• MATERIAL FOR THE TASK
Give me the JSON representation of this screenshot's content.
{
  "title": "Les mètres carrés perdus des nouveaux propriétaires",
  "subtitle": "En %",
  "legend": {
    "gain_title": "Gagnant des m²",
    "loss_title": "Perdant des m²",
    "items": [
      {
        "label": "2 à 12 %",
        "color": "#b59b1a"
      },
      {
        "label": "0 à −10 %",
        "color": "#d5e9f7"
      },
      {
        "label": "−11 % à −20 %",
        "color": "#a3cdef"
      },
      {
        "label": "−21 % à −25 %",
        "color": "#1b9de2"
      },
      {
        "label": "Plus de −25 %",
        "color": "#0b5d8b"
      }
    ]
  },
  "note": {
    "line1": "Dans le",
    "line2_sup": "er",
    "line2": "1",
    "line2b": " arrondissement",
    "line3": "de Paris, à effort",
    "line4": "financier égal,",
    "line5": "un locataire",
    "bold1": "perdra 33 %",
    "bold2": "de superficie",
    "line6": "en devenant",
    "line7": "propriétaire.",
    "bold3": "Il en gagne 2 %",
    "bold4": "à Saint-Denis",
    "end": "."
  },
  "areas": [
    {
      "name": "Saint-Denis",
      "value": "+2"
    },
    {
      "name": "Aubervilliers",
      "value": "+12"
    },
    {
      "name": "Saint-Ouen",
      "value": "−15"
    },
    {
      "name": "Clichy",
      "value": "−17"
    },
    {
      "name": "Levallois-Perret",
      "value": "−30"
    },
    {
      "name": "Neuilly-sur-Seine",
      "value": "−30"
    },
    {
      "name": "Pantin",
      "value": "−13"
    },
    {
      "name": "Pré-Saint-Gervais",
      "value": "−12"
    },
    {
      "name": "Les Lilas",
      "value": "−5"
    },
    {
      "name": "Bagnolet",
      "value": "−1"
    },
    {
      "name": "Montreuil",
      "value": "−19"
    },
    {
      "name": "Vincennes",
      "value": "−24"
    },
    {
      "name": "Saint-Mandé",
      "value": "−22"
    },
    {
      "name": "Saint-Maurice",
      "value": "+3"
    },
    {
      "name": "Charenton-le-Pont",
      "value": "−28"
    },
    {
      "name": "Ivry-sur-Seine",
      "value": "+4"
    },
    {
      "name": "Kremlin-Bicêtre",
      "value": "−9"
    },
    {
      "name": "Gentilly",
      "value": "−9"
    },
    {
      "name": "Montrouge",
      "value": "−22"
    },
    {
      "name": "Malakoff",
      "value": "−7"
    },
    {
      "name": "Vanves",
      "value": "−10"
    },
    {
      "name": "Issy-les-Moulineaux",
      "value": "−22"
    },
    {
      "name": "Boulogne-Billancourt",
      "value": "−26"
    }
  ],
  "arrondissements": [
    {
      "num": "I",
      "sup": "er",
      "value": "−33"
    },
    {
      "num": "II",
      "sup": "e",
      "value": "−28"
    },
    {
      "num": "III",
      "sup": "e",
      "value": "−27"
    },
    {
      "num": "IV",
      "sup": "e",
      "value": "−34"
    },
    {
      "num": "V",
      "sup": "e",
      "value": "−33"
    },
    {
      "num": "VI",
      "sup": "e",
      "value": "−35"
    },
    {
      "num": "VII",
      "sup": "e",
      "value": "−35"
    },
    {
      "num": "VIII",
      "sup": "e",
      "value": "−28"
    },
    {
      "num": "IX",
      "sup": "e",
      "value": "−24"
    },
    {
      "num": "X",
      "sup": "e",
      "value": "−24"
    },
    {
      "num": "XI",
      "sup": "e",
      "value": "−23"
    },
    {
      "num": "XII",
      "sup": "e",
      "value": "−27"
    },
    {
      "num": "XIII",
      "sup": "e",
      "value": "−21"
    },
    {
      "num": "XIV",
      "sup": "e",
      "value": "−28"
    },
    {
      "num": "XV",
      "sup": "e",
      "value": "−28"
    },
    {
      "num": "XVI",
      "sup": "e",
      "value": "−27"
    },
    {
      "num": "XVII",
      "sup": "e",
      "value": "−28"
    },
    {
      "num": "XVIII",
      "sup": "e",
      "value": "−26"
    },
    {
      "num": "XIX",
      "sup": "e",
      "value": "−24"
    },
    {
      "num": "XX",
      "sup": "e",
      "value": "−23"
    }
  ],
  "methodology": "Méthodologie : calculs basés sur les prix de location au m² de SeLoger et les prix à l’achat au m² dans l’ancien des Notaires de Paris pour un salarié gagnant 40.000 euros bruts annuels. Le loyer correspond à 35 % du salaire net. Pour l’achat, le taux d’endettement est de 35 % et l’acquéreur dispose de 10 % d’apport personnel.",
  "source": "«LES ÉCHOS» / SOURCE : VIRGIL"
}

• EXERCISE AIM
Which lines contain the word "label"? Return each of them.

• ANSWER TO THE PROBLEM
        "label": "2 à 12 %",
        "label": "0 à −10 %",
        "label": "−11 % à −20 %",
        "label": "−21 % à −25 %",
        "label": "Plus de −25 %",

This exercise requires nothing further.